TASK GOAL -
From the records, pick out and copy each line containing "Dartmouth".

DATA SHOWN -
###
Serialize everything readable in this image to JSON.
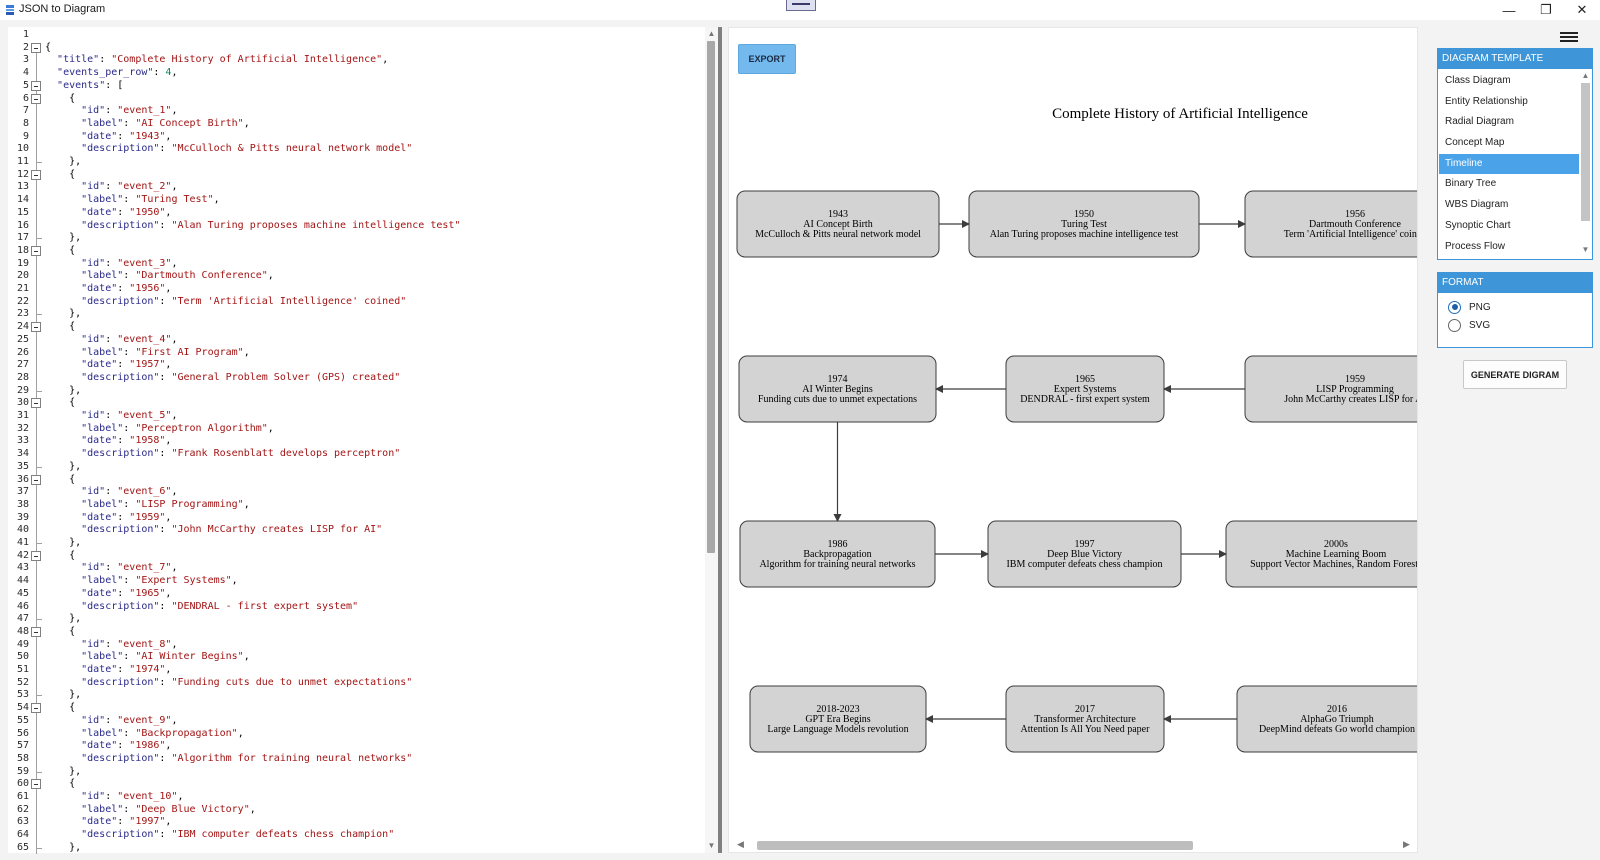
{
  "window": {
    "title": "JSON to Diagram",
    "minimize_glyph": "—",
    "restore_glyph": "❐",
    "close_glyph": "✕"
  },
  "editor": {
    "lines": [
      [],
      [
        [
          "p",
          "{"
        ]
      ],
      [
        [
          "p",
          "  "
        ],
        [
          "k",
          "\"title\""
        ],
        [
          "p",
          ": "
        ],
        [
          "s",
          "\"Complete History of Artificial Intelligence\""
        ],
        [
          "p",
          ","
        ]
      ],
      [
        [
          "p",
          "  "
        ],
        [
          "k",
          "\"events_per_row\""
        ],
        [
          "p",
          ": "
        ],
        [
          "n",
          "4"
        ],
        [
          "p",
          ","
        ]
      ],
      [
        [
          "p",
          "  "
        ],
        [
          "k",
          "\"events\""
        ],
        [
          "p",
          ": ["
        ]
      ],
      [
        [
          "p",
          "    {"
        ]
      ],
      [
        [
          "p",
          "      "
        ],
        [
          "k",
          "\"id\""
        ],
        [
          "p",
          ": "
        ],
        [
          "s",
          "\"event_1\""
        ],
        [
          "p",
          ","
        ]
      ],
      [
        [
          "p",
          "      "
        ],
        [
          "k",
          "\"label\""
        ],
        [
          "p",
          ": "
        ],
        [
          "s",
          "\"AI Concept Birth\""
        ],
        [
          "p",
          ","
        ]
      ],
      [
        [
          "p",
          "      "
        ],
        [
          "k",
          "\"date\""
        ],
        [
          "p",
          ": "
        ],
        [
          "s",
          "\"1943\""
        ],
        [
          "p",
          ","
        ]
      ],
      [
        [
          "p",
          "      "
        ],
        [
          "k",
          "\"description\""
        ],
        [
          "p",
          ": "
        ],
        [
          "s",
          "\"McCulloch & Pitts neural network model\""
        ]
      ],
      [
        [
          "p",
          "    },"
        ]
      ],
      [
        [
          "p",
          "    {"
        ]
      ],
      [
        [
          "p",
          "      "
        ],
        [
          "k",
          "\"id\""
        ],
        [
          "p",
          ": "
        ],
        [
          "s",
          "\"event_2\""
        ],
        [
          "p",
          ","
        ]
      ],
      [
        [
          "p",
          "      "
        ],
        [
          "k",
          "\"label\""
        ],
        [
          "p",
          ": "
        ],
        [
          "s",
          "\"Turing Test\""
        ],
        [
          "p",
          ","
        ]
      ],
      [
        [
          "p",
          "      "
        ],
        [
          "k",
          "\"date\""
        ],
        [
          "p",
          ": "
        ],
        [
          "s",
          "\"1950\""
        ],
        [
          "p",
          ","
        ]
      ],
      [
        [
          "p",
          "      "
        ],
        [
          "k",
          "\"description\""
        ],
        [
          "p",
          ": "
        ],
        [
          "s",
          "\"Alan Turing proposes machine intelligence test\""
        ]
      ],
      [
        [
          "p",
          "    },"
        ]
      ],
      [
        [
          "p",
          "    {"
        ]
      ],
      [
        [
          "p",
          "      "
        ],
        [
          "k",
          "\"id\""
        ],
        [
          "p",
          ": "
        ],
        [
          "s",
          "\"event_3\""
        ],
        [
          "p",
          ","
        ]
      ],
      [
        [
          "p",
          "      "
        ],
        [
          "k",
          "\"label\""
        ],
        [
          "p",
          ": "
        ],
        [
          "s",
          "\"Dartmouth Conference\""
        ],
        [
          "p",
          ","
        ]
      ],
      [
        [
          "p",
          "      "
        ],
        [
          "k",
          "\"date\""
        ],
        [
          "p",
          ": "
        ],
        [
          "s",
          "\"1956\""
        ],
        [
          "p",
          ","
        ]
      ],
      [
        [
          "p",
          "      "
        ],
        [
          "k",
          "\"description\""
        ],
        [
          "p",
          ": "
        ],
        [
          "s",
          "\"Term 'Artificial Intelligence' coined\""
        ]
      ],
      [
        [
          "p",
          "    },"
        ]
      ],
      [
        [
          "p",
          "    {"
        ]
      ],
      [
        [
          "p",
          "      "
        ],
        [
          "k",
          "\"id\""
        ],
        [
          "p",
          ": "
        ],
        [
          "s",
          "\"event_4\""
        ],
        [
          "p",
          ","
        ]
      ],
      [
        [
          "p",
          "      "
        ],
        [
          "k",
          "\"label\""
        ],
        [
          "p",
          ": "
        ],
        [
          "s",
          "\"First AI Program\""
        ],
        [
          "p",
          ","
        ]
      ],
      [
        [
          "p",
          "      "
        ],
        [
          "k",
          "\"date\""
        ],
        [
          "p",
          ": "
        ],
        [
          "s",
          "\"1957\""
        ],
        [
          "p",
          ","
        ]
      ],
      [
        [
          "p",
          "      "
        ],
        [
          "k",
          "\"description\""
        ],
        [
          "p",
          ": "
        ],
        [
          "s",
          "\"General Problem Solver (GPS) created\""
        ]
      ],
      [
        [
          "p",
          "    },"
        ]
      ],
      [
        [
          "p",
          "    {"
        ]
      ],
      [
        [
          "p",
          "      "
        ],
        [
          "k",
          "\"id\""
        ],
        [
          "p",
          ": "
        ],
        [
          "s",
          "\"event_5\""
        ],
        [
          "p",
          ","
        ]
      ],
      [
        [
          "p",
          "      "
        ],
        [
          "k",
          "\"label\""
        ],
        [
          "p",
          ": "
        ],
        [
          "s",
          "\"Perceptron Algorithm\""
        ],
        [
          "p",
          ","
        ]
      ],
      [
        [
          "p",
          "      "
        ],
        [
          "k",
          "\"date\""
        ],
        [
          "p",
          ": "
        ],
        [
          "s",
          "\"1958\""
        ],
        [
          "p",
          ","
        ]
      ],
      [
        [
          "p",
          "      "
        ],
        [
          "k",
          "\"description\""
        ],
        [
          "p",
          ": "
        ],
        [
          "s",
          "\"Frank Rosenblatt develops perceptron\""
        ]
      ],
      [
        [
          "p",
          "    },"
        ]
      ],
      [
        [
          "p",
          "    {"
        ]
      ],
      [
        [
          "p",
          "      "
        ],
        [
          "k",
          "\"id\""
        ],
        [
          "p",
          ": "
        ],
        [
          "s",
          "\"event_6\""
        ],
        [
          "p",
          ","
        ]
      ],
      [
        [
          "p",
          "      "
        ],
        [
          "k",
          "\"label\""
        ],
        [
          "p",
          ": "
        ],
        [
          "s",
          "\"LISP Programming\""
        ],
        [
          "p",
          ","
        ]
      ],
      [
        [
          "p",
          "      "
        ],
        [
          "k",
          "\"date\""
        ],
        [
          "p",
          ": "
        ],
        [
          "s",
          "\"1959\""
        ],
        [
          "p",
          ","
        ]
      ],
      [
        [
          "p",
          "      "
        ],
        [
          "k",
          "\"description\""
        ],
        [
          "p",
          ": "
        ],
        [
          "s",
          "\"John McCarthy creates LISP for AI\""
        ]
      ],
      [
        [
          "p",
          "    },"
        ]
      ],
      [
        [
          "p",
          "    {"
        ]
      ],
      [
        [
          "p",
          "      "
        ],
        [
          "k",
          "\"id\""
        ],
        [
          "p",
          ": "
        ],
        [
          "s",
          "\"event_7\""
        ],
        [
          "p",
          ","
        ]
      ],
      [
        [
          "p",
          "      "
        ],
        [
          "k",
          "\"label\""
        ],
        [
          "p",
          ": "
        ],
        [
          "s",
          "\"Expert Systems\""
        ],
        [
          "p",
          ","
        ]
      ],
      [
        [
          "p",
          "      "
        ],
        [
          "k",
          "\"date\""
        ],
        [
          "p",
          ": "
        ],
        [
          "s",
          "\"1965\""
        ],
        [
          "p",
          ","
        ]
      ],
      [
        [
          "p",
          "      "
        ],
        [
          "k",
          "\"description\""
        ],
        [
          "p",
          ": "
        ],
        [
          "s",
          "\"DENDRAL - first expert system\""
        ]
      ],
      [
        [
          "p",
          "    },"
        ]
      ],
      [
        [
          "p",
          "    {"
        ]
      ],
      [
        [
          "p",
          "      "
        ],
        [
          "k",
          "\"id\""
        ],
        [
          "p",
          ": "
        ],
        [
          "s",
          "\"event_8\""
        ],
        [
          "p",
          ","
        ]
      ],
      [
        [
          "p",
          "      "
        ],
        [
          "k",
          "\"label\""
        ],
        [
          "p",
          ": "
        ],
        [
          "s",
          "\"AI Winter Begins\""
        ],
        [
          "p",
          ","
        ]
      ],
      [
        [
          "p",
          "      "
        ],
        [
          "k",
          "\"date\""
        ],
        [
          "p",
          ": "
        ],
        [
          "s",
          "\"1974\""
        ],
        [
          "p",
          ","
        ]
      ],
      [
        [
          "p",
          "      "
        ],
        [
          "k",
          "\"description\""
        ],
        [
          "p",
          ": "
        ],
        [
          "s",
          "\"Funding cuts due to unmet expectations\""
        ]
      ],
      [
        [
          "p",
          "    },"
        ]
      ],
      [
        [
          "p",
          "    {"
        ]
      ],
      [
        [
          "p",
          "      "
        ],
        [
          "k",
          "\"id\""
        ],
        [
          "p",
          ": "
        ],
        [
          "s",
          "\"event_9\""
        ],
        [
          "p",
          ","
        ]
      ],
      [
        [
          "p",
          "      "
        ],
        [
          "k",
          "\"label\""
        ],
        [
          "p",
          ": "
        ],
        [
          "s",
          "\"Backpropagation\""
        ],
        [
          "p",
          ","
        ]
      ],
      [
        [
          "p",
          "      "
        ],
        [
          "k",
          "\"date\""
        ],
        [
          "p",
          ": "
        ],
        [
          "s",
          "\"1986\""
        ],
        [
          "p",
          ","
        ]
      ],
      [
        [
          "p",
          "      "
        ],
        [
          "k",
          "\"description\""
        ],
        [
          "p",
          ": "
        ],
        [
          "s",
          "\"Algorithm for training neural networks\""
        ]
      ],
      [
        [
          "p",
          "    },"
        ]
      ],
      [
        [
          "p",
          "    {"
        ]
      ],
      [
        [
          "p",
          "      "
        ],
        [
          "k",
          "\"id\""
        ],
        [
          "p",
          ": "
        ],
        [
          "s",
          "\"event_10\""
        ],
        [
          "p",
          ","
        ]
      ],
      [
        [
          "p",
          "      "
        ],
        [
          "k",
          "\"label\""
        ],
        [
          "p",
          ": "
        ],
        [
          "s",
          "\"Deep Blue Victory\""
        ],
        [
          "p",
          ","
        ]
      ],
      [
        [
          "p",
          "      "
        ],
        [
          "k",
          "\"date\""
        ],
        [
          "p",
          ": "
        ],
        [
          "s",
          "\"1997\""
        ],
        [
          "p",
          ","
        ]
      ],
      [
        [
          "p",
          "      "
        ],
        [
          "k",
          "\"description\""
        ],
        [
          "p",
          ": "
        ],
        [
          "s",
          "\"IBM computer defeats chess champion\""
        ]
      ],
      [
        [
          "p",
          "    },"
        ]
      ]
    ],
    "fold_open_lines": [
      2,
      5,
      6,
      12,
      18,
      24,
      30,
      36,
      42,
      48,
      54,
      60
    ],
    "fold_end_lines": [
      11,
      17,
      23,
      29,
      35,
      41,
      47,
      53,
      59,
      65
    ]
  },
  "canvas": {
    "export_label": "EXPORT"
  },
  "diagram": {
    "title": "Complete History of Artificial Intelligence",
    "rows": [
      {
        "direction": "right",
        "nodes": [
          {
            "date": "1943",
            "label": "AI Concept Birth",
            "description": "McCulloch & Pitts neural network model"
          },
          {
            "date": "1950",
            "label": "Turing Test",
            "description": "Alan Turing proposes machine intelligence test"
          },
          {
            "date": "1956",
            "label": "Dartmouth Conference",
            "description": "Term 'Artificial Intelligence' coined"
          }
        ]
      },
      {
        "direction": "left",
        "nodes": [
          {
            "date": "1974",
            "label": "AI Winter Begins",
            "description": "Funding cuts due to unmet expectations"
          },
          {
            "date": "1965",
            "label": "Expert Systems",
            "description": "DENDRAL - first expert system"
          },
          {
            "date": "1959",
            "label": "LISP Programming",
            "description": "John McCarthy creates LISP for AI"
          }
        ]
      },
      {
        "direction": "right",
        "nodes": [
          {
            "date": "1986",
            "label": "Backpropagation",
            "description": "Algorithm for training neural networks"
          },
          {
            "date": "1997",
            "label": "Deep Blue Victory",
            "description": "IBM computer defeats chess champion"
          },
          {
            "date": "2000s",
            "label": "Machine Learning Boom",
            "description": "Support Vector Machines, Random Forests"
          }
        ]
      },
      {
        "direction": "left",
        "nodes": [
          {
            "date": "2018-2023",
            "label": "GPT Era Begins",
            "description": "Large Language Models revolution"
          },
          {
            "date": "2017",
            "label": "Transformer Architecture",
            "description": "Attention Is All You Need paper"
          },
          {
            "date": "2016",
            "label": "AlphaGo Triumph",
            "description": "DeepMind defeats Go world champion"
          }
        ]
      }
    ],
    "node_fill": "#d3d3d3",
    "node_stroke": "#3c3c3c"
  },
  "template_panel": {
    "header": "DIAGRAM TEMPLATE",
    "items": [
      "Class Diagram",
      "Entity Relationship",
      "Radial Diagram",
      "Concept Map",
      "Timeline",
      "Binary Tree",
      "WBS Diagram",
      "Synoptic Chart",
      "Process Flow"
    ],
    "selected": "Timeline"
  },
  "format_panel": {
    "header": "FORMAT",
    "options": [
      "PNG",
      "SVG"
    ],
    "selected": "PNG"
  },
  "generate_label": "GENERATE DIGRAM",
  "colors": {
    "accent": "#3e95d8",
    "selected_item": "#4aa3e8",
    "export_button": "#74b9ee"
  }
}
###
SOLUTION TO THIS EXERCISE -
          "\"Dartmouth Conference\""
            "label": "Dartmouth Conference",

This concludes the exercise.